Goal: Copy whichever lines contain the string "home".

□ □ □ □ □

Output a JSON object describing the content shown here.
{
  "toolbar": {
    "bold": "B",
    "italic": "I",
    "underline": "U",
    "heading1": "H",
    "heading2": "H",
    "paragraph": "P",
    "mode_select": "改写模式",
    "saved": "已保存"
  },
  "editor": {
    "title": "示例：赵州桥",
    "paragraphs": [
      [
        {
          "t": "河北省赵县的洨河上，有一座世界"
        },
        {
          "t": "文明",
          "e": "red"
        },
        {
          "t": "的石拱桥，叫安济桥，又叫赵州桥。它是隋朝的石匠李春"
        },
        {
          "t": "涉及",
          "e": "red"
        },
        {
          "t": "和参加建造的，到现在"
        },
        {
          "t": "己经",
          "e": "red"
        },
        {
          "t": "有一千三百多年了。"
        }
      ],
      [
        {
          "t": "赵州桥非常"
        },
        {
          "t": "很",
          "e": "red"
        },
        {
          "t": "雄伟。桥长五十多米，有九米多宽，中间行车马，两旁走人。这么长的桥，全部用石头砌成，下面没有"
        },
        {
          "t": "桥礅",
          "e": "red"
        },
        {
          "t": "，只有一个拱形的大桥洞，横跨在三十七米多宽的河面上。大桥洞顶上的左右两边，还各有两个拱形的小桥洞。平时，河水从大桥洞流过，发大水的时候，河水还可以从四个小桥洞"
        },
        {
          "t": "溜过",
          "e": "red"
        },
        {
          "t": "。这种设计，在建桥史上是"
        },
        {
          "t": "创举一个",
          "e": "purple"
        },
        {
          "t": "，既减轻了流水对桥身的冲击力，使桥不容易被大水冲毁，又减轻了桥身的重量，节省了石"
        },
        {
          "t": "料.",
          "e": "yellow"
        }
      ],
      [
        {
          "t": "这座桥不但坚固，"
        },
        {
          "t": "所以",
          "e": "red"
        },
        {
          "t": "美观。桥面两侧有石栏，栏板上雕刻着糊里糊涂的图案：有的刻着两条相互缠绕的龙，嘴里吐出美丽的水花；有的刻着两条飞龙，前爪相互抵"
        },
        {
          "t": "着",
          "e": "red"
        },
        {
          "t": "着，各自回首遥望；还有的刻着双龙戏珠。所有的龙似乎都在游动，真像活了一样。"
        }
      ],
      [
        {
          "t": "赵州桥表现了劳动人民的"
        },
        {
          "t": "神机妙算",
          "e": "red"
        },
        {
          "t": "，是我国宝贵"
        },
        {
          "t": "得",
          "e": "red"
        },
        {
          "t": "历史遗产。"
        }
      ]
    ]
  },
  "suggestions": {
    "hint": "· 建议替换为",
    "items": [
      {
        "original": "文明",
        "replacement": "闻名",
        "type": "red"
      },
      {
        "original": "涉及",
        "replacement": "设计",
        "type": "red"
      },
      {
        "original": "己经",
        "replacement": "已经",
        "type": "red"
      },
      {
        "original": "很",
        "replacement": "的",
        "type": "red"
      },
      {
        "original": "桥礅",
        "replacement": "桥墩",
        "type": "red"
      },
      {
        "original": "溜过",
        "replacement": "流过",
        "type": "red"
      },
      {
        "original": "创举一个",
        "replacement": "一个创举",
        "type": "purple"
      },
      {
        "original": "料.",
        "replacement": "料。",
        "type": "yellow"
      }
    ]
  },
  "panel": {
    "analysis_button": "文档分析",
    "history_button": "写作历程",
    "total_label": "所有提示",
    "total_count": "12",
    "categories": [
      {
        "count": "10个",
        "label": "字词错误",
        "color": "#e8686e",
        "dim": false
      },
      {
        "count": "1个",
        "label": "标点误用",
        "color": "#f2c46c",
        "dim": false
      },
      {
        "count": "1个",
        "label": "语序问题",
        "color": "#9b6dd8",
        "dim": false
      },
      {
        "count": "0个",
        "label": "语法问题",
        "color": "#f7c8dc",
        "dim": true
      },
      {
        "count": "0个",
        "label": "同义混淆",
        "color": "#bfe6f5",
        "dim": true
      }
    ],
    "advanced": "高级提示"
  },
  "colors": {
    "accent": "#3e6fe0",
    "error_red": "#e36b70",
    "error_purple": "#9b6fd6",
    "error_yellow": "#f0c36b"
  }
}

□ □ □ □ □

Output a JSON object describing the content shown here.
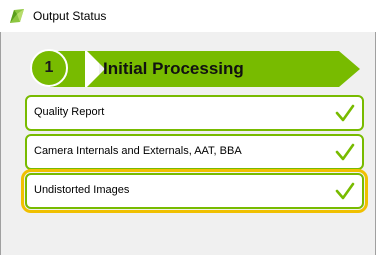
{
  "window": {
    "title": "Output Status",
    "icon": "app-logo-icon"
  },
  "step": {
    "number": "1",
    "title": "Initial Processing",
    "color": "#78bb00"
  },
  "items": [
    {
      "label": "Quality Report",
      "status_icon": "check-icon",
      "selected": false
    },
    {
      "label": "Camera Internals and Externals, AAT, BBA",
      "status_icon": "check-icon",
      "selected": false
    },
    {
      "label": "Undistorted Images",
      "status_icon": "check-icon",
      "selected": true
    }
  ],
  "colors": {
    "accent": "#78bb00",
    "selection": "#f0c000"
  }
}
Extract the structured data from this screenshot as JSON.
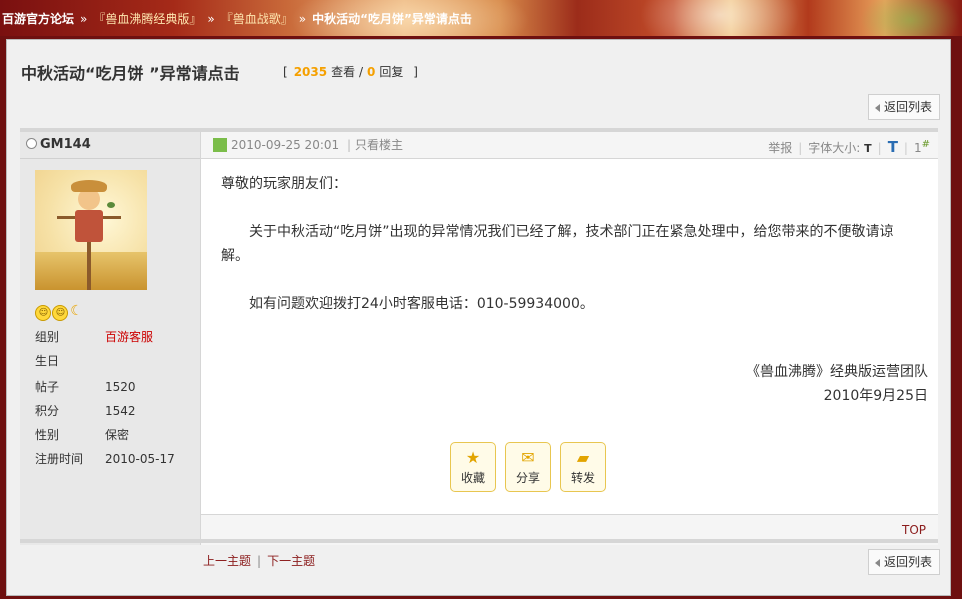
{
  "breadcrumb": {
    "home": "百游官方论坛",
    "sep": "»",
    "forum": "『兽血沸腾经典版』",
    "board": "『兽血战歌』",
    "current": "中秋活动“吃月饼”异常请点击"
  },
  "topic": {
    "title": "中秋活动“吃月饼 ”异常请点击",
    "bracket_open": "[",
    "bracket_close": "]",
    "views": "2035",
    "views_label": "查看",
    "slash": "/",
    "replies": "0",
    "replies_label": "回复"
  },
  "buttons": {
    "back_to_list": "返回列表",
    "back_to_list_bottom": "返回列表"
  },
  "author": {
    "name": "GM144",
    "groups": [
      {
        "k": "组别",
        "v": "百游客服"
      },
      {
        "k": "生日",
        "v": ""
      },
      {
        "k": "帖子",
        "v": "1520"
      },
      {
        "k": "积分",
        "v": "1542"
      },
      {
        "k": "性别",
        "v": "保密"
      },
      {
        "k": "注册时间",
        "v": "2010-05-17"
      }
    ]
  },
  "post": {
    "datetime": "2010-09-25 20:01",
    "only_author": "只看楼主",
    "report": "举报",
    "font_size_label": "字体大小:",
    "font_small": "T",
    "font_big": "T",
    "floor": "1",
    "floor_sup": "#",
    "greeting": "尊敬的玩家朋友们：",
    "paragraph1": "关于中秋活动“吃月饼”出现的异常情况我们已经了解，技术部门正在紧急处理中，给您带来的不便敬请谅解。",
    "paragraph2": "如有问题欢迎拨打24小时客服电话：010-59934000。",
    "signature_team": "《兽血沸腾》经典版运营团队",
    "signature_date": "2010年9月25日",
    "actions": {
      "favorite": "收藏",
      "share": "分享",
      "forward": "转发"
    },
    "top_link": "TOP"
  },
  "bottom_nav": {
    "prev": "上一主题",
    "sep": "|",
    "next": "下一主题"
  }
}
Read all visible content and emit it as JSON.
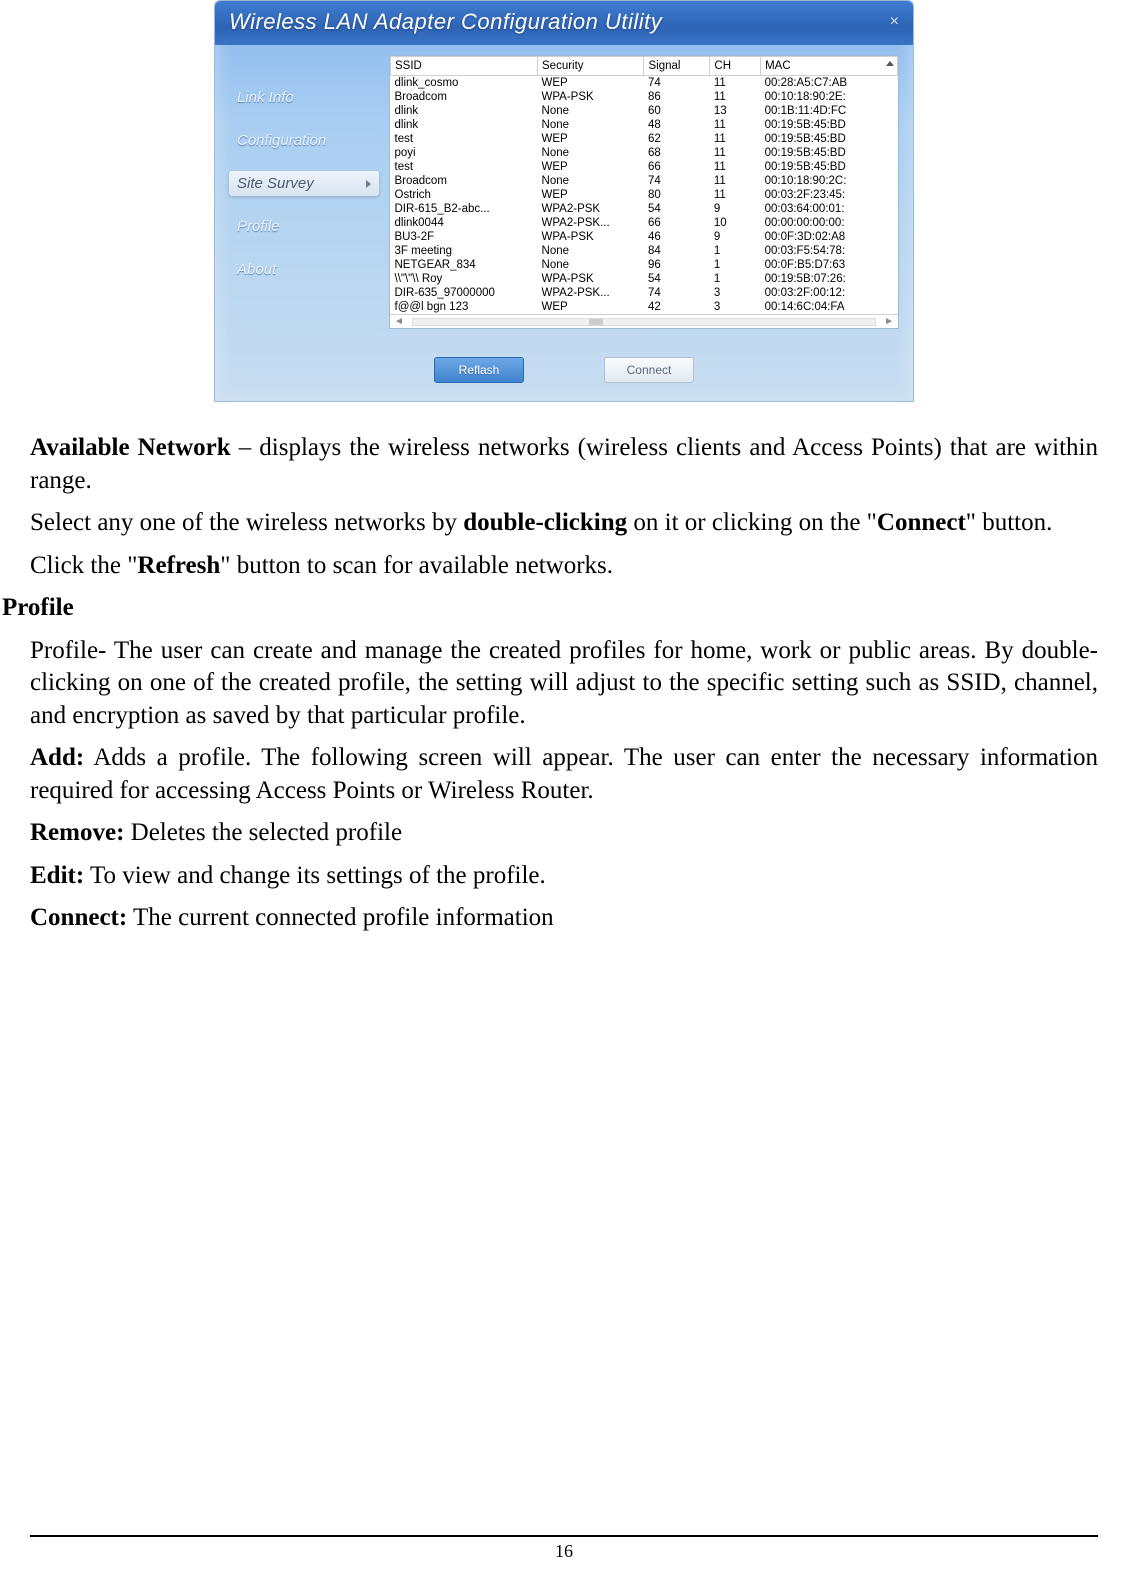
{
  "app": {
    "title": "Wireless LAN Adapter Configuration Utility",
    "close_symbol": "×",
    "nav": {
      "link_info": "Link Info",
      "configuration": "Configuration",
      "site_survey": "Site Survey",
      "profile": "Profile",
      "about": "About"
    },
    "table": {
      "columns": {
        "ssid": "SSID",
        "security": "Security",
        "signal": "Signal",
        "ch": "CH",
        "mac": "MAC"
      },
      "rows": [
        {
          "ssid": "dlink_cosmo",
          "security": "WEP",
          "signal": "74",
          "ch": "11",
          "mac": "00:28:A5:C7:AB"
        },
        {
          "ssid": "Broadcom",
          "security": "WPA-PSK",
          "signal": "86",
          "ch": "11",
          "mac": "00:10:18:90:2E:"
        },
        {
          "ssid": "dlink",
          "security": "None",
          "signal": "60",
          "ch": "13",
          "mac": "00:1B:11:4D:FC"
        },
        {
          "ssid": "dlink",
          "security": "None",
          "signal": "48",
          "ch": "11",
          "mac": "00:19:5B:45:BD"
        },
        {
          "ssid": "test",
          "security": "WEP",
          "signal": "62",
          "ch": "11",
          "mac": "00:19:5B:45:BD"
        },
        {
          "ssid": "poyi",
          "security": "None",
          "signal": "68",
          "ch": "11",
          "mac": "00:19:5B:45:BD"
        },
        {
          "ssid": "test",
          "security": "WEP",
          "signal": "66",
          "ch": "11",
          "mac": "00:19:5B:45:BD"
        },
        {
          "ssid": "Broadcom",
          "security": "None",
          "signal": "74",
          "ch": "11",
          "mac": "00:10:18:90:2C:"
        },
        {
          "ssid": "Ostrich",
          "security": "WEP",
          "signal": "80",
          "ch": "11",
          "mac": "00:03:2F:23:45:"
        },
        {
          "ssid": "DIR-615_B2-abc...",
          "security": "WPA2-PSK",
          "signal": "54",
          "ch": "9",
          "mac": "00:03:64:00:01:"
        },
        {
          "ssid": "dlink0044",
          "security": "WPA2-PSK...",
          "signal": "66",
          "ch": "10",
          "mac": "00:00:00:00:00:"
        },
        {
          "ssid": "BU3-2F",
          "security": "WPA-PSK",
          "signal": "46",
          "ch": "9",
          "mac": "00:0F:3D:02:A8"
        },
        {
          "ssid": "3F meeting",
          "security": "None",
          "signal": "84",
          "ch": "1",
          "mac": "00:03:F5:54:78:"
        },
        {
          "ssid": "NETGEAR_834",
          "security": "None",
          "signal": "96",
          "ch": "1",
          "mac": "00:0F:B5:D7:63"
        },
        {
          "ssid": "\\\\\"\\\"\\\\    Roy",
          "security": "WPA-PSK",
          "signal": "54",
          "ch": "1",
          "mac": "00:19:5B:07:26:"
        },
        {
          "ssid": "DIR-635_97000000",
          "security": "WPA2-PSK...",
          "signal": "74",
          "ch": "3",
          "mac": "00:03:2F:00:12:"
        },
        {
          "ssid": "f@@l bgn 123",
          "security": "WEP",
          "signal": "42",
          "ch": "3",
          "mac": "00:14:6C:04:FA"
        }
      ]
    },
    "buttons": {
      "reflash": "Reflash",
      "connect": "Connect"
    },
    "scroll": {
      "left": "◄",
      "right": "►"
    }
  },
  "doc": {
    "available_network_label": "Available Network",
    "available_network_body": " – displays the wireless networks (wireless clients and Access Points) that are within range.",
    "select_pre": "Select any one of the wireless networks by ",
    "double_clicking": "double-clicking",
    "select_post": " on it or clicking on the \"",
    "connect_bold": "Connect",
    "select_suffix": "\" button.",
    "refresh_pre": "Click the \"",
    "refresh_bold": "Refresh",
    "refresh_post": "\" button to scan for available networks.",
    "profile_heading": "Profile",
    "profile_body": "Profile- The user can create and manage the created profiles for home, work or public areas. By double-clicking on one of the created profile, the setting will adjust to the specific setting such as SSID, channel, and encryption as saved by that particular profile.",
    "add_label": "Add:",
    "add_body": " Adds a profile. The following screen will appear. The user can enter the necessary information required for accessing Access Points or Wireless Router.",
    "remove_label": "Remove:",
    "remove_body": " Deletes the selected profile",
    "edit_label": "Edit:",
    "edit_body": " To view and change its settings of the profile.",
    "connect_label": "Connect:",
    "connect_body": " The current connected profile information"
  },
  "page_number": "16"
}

□ □ □ □ □

Response to the task:
    "home": "百游官方论坛",
    "profile_body": "Profile- The user can create and manage the created profiles for home, work or public areas. By double-clicking on one of the created profile, the setting will adjust to the specific setting such as SSID, channel, and encryption as saved by that particular profile.",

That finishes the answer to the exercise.